* [Structured figure records]:
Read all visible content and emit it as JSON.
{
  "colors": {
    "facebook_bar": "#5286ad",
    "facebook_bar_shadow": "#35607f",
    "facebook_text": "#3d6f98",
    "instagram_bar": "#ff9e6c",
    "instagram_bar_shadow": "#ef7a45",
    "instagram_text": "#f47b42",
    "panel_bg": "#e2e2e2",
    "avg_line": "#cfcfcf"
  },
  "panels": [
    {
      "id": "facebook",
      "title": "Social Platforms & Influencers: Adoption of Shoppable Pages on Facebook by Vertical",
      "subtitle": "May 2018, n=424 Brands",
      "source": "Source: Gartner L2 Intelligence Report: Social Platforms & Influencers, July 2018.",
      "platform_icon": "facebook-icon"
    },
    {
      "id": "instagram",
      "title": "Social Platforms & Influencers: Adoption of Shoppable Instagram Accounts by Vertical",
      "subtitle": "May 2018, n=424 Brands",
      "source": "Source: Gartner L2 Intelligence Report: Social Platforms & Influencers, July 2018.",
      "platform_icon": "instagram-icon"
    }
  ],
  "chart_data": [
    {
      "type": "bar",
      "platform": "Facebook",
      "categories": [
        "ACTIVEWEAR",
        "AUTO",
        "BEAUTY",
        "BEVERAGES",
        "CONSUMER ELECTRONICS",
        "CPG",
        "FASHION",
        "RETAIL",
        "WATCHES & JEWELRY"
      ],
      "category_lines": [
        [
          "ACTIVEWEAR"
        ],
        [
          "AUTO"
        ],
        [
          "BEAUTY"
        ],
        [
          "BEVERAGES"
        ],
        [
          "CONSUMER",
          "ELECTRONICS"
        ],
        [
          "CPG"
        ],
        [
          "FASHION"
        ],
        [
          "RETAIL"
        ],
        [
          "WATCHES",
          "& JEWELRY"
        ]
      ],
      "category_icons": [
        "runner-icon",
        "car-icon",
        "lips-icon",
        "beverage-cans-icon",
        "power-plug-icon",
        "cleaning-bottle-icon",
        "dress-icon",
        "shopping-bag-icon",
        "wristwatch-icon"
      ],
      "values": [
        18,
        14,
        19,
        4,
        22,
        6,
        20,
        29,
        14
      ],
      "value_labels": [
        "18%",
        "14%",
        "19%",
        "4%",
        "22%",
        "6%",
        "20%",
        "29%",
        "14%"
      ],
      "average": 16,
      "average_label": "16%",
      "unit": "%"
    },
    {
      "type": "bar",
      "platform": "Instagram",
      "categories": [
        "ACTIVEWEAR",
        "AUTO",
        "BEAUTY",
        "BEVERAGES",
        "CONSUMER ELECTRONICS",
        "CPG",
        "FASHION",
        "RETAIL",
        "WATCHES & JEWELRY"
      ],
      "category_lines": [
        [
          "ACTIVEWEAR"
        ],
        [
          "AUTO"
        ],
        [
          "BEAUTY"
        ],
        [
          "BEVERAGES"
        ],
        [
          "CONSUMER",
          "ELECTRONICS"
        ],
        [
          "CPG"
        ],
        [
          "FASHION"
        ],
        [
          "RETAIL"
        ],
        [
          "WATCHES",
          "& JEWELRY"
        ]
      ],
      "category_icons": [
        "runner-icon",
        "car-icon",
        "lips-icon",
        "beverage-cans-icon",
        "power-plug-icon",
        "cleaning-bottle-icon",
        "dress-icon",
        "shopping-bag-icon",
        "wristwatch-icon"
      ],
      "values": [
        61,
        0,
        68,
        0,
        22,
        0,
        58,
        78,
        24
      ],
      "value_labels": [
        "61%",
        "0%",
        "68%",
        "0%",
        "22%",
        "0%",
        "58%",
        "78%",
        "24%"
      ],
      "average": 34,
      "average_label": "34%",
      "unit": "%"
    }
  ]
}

* [Aim of the task]: Output the entries verbatim.

* [Result]:
Read all visible content and emit it as JSON.
{
  "colors": {
    "facebook_bar": "#5286ad",
    "facebook_bar_shadow": "#35607f",
    "facebook_text": "#3d6f98",
    "instagram_bar": "#ff9e6c",
    "instagram_bar_shadow": "#ef7a45",
    "instagram_text": "#f47b42",
    "panel_bg": "#e2e2e2",
    "avg_line": "#cfcfcf"
  },
  "panels": [
    {
      "id": "facebook",
      "title": "Social Platforms & Influencers: Adoption of Shoppable Pages on Facebook by Vertical",
      "subtitle": "May 2018, n=424 Brands",
      "source": "Source: Gartner L2 Intelligence Report: Social Platforms & Influencers, July 2018.",
      "platform_icon": "facebook-icon"
    },
    {
      "id": "instagram",
      "title": "Social Platforms & Influencers: Adoption of Shoppable Instagram Accounts by Vertical",
      "subtitle": "May 2018, n=424 Brands",
      "source": "Source: Gartner L2 Intelligence Report: Social Platforms & Influencers, July 2018.",
      "platform_icon": "instagram-icon"
    }
  ],
  "chart_data": [
    {
      "type": "bar",
      "platform": "Facebook",
      "categories": [
        "ACTIVEWEAR",
        "AUTO",
        "BEAUTY",
        "BEVERAGES",
        "CONSUMER ELECTRONICS",
        "CPG",
        "FASHION",
        "RETAIL",
        "WATCHES & JEWELRY"
      ],
      "category_lines": [
        [
          "ACTIVEWEAR"
        ],
        [
          "AUTO"
        ],
        [
          "BEAUTY"
        ],
        [
          "BEVERAGES"
        ],
        [
          "CONSUMER",
          "ELECTRONICS"
        ],
        [
          "CPG"
        ],
        [
          "FASHION"
        ],
        [
          "RETAIL"
        ],
        [
          "WATCHES",
          "& JEWELRY"
        ]
      ],
      "category_icons": [
        "runner-icon",
        "car-icon",
        "lips-icon",
        "beverage-cans-icon",
        "power-plug-icon",
        "cleaning-bottle-icon",
        "dress-icon",
        "shopping-bag-icon",
        "wristwatch-icon"
      ],
      "values": [
        18,
        14,
        19,
        4,
        22,
        6,
        20,
        29,
        14
      ],
      "value_labels": [
        "18%",
        "14%",
        "19%",
        "4%",
        "22%",
        "6%",
        "20%",
        "29%",
        "14%"
      ],
      "average": 16,
      "average_label": "16%",
      "unit": "%"
    },
    {
      "type": "bar",
      "platform": "Instagram",
      "categories": [
        "ACTIVEWEAR",
        "AUTO",
        "BEAUTY",
        "BEVERAGES",
        "CONSUMER ELECTRONICS",
        "CPG",
        "FASHION",
        "RETAIL",
        "WATCHES & JEWELRY"
      ],
      "category_lines": [
        [
          "ACTIVEWEAR"
        ],
        [
          "AUTO"
        ],
        [
          "BEAUTY"
        ],
        [
          "BEVERAGES"
        ],
        [
          "CONSUMER",
          "ELECTRONICS"
        ],
        [
          "CPG"
        ],
        [
          "FASHION"
        ],
        [
          "RETAIL"
        ],
        [
          "WATCHES",
          "& JEWELRY"
        ]
      ],
      "category_icons": [
        "runner-icon",
        "car-icon",
        "lips-icon",
        "beverage-cans-icon",
        "power-plug-icon",
        "cleaning-bottle-icon",
        "dress-icon",
        "shopping-bag-icon",
        "wristwatch-icon"
      ],
      "values": [
        61,
        0,
        68,
        0,
        22,
        0,
        58,
        78,
        24
      ],
      "value_labels": [
        "61%",
        "0%",
        "68%",
        "0%",
        "22%",
        "0%",
        "58%",
        "78%",
        "24%"
      ],
      "average": 34,
      "average_label": "34%",
      "unit": "%"
    }
  ]
}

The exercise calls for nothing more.